Input records =>
· · · · ·

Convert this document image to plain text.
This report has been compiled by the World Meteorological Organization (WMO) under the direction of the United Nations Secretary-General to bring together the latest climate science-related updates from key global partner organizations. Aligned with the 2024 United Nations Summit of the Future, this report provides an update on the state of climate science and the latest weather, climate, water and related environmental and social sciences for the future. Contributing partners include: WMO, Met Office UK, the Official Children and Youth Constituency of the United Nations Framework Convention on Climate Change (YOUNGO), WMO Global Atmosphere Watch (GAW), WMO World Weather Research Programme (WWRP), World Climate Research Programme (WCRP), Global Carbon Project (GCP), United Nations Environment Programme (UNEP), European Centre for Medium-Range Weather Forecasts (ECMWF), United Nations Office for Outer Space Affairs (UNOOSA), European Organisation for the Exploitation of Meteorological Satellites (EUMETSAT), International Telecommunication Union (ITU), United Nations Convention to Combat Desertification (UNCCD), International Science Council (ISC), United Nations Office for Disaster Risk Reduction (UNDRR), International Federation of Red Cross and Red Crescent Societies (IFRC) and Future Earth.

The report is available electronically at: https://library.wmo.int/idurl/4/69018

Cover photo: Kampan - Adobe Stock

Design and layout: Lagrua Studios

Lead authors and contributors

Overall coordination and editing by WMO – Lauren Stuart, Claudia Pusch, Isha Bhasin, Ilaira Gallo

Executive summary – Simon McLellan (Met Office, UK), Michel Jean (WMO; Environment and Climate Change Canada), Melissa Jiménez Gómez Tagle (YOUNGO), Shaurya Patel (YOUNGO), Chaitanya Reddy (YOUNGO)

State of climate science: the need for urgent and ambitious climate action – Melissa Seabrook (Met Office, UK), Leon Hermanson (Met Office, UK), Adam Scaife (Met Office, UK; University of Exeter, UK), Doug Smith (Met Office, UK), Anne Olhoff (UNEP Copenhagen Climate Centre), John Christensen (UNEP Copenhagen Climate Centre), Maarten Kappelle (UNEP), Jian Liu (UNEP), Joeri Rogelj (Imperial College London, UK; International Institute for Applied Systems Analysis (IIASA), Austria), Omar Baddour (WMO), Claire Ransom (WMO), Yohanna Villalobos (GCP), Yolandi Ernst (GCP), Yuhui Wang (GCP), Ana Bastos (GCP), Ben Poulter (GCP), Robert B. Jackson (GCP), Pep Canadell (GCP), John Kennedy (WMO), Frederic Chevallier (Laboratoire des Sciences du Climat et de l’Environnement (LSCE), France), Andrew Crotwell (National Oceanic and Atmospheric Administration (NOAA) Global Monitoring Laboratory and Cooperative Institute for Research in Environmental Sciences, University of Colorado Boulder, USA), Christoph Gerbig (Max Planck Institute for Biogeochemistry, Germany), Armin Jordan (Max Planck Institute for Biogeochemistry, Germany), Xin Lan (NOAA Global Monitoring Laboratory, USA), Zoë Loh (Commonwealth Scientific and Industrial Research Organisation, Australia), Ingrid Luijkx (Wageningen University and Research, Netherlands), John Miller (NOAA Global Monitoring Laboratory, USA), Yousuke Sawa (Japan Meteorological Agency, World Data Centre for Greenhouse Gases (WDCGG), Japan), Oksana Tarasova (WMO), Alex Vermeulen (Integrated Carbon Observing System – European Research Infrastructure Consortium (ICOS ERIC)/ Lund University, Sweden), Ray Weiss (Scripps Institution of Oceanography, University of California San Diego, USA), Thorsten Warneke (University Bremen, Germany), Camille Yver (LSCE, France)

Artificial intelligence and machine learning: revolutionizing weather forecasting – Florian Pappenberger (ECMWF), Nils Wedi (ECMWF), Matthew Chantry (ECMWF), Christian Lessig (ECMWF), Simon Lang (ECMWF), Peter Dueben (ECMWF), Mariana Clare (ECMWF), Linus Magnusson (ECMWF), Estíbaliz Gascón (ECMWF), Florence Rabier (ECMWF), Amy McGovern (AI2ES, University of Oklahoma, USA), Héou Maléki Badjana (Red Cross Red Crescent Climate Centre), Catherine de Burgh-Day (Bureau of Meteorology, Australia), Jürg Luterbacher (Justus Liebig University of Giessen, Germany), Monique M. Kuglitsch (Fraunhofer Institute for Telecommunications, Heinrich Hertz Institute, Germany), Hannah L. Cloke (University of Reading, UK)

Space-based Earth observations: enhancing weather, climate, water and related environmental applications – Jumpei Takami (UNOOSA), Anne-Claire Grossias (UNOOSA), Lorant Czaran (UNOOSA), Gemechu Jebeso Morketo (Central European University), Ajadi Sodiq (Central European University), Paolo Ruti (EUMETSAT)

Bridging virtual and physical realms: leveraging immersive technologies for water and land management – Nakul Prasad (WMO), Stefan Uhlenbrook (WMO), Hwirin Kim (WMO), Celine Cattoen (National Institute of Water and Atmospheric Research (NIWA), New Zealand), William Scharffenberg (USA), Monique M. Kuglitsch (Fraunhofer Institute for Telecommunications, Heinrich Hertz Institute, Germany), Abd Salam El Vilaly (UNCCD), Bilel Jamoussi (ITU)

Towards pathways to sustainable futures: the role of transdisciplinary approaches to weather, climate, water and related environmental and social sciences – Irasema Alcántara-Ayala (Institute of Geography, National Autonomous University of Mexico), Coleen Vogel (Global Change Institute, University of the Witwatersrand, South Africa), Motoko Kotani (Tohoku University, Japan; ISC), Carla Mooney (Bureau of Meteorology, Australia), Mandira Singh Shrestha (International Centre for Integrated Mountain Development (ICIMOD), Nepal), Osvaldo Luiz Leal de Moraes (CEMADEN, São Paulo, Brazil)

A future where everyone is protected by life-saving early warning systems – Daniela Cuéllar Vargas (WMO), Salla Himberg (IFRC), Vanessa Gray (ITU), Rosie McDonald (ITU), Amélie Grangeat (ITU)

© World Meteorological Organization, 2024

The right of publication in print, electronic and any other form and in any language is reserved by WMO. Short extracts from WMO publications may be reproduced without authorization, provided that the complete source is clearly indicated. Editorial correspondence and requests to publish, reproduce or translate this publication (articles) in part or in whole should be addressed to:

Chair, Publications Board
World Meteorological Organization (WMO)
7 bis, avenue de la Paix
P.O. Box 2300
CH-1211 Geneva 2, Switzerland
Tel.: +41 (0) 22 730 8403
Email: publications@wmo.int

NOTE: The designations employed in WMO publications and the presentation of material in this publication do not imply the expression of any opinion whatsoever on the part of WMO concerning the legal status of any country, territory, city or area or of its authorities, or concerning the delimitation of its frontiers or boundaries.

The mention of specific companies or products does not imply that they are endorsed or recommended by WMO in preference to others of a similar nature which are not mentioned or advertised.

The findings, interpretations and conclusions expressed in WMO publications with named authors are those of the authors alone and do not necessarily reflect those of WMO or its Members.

· · · · ·

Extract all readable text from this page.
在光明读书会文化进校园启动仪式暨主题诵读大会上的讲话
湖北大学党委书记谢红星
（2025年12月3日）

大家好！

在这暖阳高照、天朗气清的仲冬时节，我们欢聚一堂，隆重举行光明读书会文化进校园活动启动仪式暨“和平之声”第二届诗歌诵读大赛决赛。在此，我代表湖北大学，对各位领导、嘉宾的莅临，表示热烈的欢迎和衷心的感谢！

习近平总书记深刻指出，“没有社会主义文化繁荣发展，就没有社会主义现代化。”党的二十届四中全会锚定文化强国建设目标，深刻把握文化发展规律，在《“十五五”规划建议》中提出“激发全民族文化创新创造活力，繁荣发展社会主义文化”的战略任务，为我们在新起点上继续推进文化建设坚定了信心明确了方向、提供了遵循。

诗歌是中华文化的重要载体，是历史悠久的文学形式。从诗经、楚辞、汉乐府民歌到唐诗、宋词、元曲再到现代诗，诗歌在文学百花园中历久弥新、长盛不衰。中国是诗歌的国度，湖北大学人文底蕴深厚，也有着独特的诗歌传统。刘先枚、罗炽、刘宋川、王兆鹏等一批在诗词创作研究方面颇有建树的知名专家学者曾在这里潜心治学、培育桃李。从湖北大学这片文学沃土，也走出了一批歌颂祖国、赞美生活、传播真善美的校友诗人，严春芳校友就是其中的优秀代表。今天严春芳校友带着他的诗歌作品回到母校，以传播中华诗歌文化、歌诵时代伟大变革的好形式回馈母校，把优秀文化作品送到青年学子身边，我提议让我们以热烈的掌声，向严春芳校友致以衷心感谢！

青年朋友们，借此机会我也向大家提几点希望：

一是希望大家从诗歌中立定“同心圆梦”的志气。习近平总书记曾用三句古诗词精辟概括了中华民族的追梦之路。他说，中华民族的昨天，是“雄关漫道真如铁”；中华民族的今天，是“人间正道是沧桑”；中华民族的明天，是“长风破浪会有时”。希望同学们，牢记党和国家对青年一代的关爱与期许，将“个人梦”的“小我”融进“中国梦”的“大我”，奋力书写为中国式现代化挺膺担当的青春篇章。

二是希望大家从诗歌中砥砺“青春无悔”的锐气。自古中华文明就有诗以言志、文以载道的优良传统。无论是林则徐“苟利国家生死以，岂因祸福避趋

· · · · ·

Set problem =>
Find each line with the string "Monique" and copy it out.

Expected answer =>
Artificial intelligence and machine learning: revolutionizing weather forecasting – Florian Pappenberger (ECMWF), Nils Wedi (ECMWF), Matthew Chantry (ECMWF), Christian Lessig (ECMWF), Simon Lang (ECMWF), Peter Dueben (ECMWF), Mariana Clare (ECMWF), Linus Magnusson (ECMWF), Estíbaliz Gascón (ECMWF), Florence Rabier (ECMWF), Amy McGovern (AI2ES, University of Oklahoma, USA), Héou Maléki Badjana (Red Cross Red Crescent Climate Centre), Catherine de Burgh-Day (Bureau of Meteorology, Australia), Jürg Luterbacher (Justus Liebig University of Giessen, Germany), Monique M. Kuglitsch (Fraunhofer Institute for Telecommunications, Heinrich Hertz Institute, Germany), Hannah L. Cloke (University of Reading, UK)
Bridging virtual and physical realms: leveraging immersive technologies for water and land management – Nakul Prasad (WMO), Stefan Uhlenbrook (WMO), Hwirin Kim (WMO), Celine Cattoen (National Institute of Water and Atmospheric Research (NIWA), New Zealand), William Scharffenberg (USA), Monique M. Kuglitsch (Fraunhofer Institute for Telecommunications, Heinrich Hertz Institute, Germany), Abd Salam El Vilaly (UNCCD), Bilel Jamoussi (ITU)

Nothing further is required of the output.